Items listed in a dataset
- - - - - - -

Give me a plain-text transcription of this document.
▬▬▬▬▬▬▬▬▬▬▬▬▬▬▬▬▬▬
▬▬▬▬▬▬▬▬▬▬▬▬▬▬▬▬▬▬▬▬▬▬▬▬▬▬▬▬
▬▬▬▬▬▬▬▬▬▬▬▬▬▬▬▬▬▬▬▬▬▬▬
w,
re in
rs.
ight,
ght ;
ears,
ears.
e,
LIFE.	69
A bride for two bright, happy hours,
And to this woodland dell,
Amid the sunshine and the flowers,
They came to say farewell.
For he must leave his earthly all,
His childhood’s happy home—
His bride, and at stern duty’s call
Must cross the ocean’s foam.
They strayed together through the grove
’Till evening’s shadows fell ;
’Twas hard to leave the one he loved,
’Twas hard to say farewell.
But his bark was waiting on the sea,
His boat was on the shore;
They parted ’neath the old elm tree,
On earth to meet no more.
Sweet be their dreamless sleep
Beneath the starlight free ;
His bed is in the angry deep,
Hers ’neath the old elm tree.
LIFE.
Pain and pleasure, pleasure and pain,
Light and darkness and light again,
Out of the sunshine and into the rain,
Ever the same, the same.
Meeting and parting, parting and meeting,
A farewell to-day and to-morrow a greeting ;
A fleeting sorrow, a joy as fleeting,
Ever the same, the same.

- - - - - - -

■ What you should do: For the entries above, state how many lines contain the word "this". Provide the number by itself.

■ Response below: 2